_Document excerpt_:
◇ ◇ ◇ ◇

For most of the 1990s Apple was stuck in the personal computing world. Rather than adding customers and products, it shrank in market share and abandoned some markets (handhelds, printers). It was plainly stuck way down in the lower left quadrant, with little in the way of great growth prospects until the new iMacs, released in 1998, spurred interest among existing customers. The message of the market was clear. Making Macs better was not the problem. The market needed something more compelling than a computer that was slightly better than a Windows PC to convince new customers to give the company money.
The iPod was the perfect rabbit to pull out of the hat. Apple’s core audience is multimedia-oriented, so a Mac-ish musicplayer was a step in the right direction. It also helps that Apple is well-known for charismatic product design; the public is a little more willing to give an Apple innovation a try. When early models got rave reviews, even Windows users who were deep into downloading wanted one. Once the iTunes software was released on Windows the iPod zoomed. In Ansoff terms, a successful Product Development strategy that succeeded immediately had positioned Apple for a Market Development strategy. Suddenly Apple was not just developing new revenues (upper left), they were also growing a new customer base (lower left).

◇ ◇ ◇ ◇

_Information provided_:
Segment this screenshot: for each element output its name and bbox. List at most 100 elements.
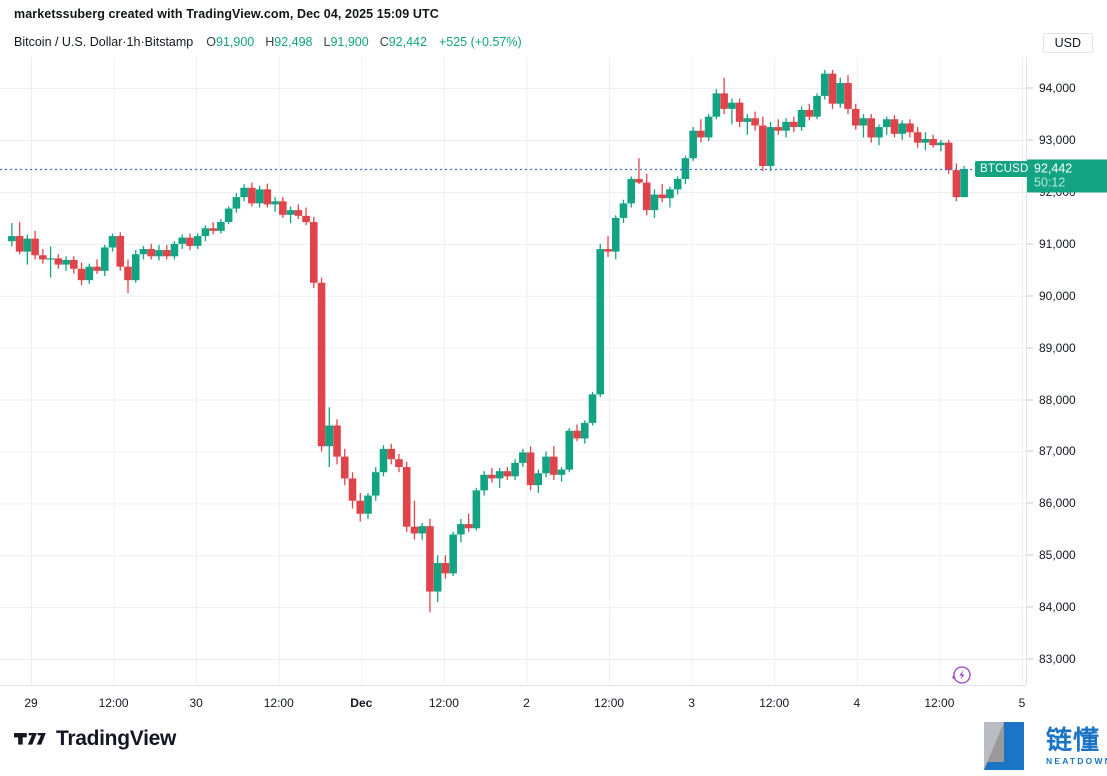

◇ ◇ ◇ ◇

_What you will do_: Can you repeat the Apple excerpt word for word, starting at "For most of" and ending at "the company money."? The material was drawn from a separate source.

_Solution for this task_:
For most of the 1990s Apple was stuck in the personal computing world. Rather than adding customers and products, it shrank in market share and abandoned some markets (handhelds, printers). It was plainly stuck way down in the lower left quadrant, with little in the way of great growth prospects until the new iMacs, released in 1998, spurred interest among existing customers. The message of the market was clear. Making Macs better was not the problem. The market needed something more compelling than a computer that was slightly better than a Windows PC to convince new customers to give the company money.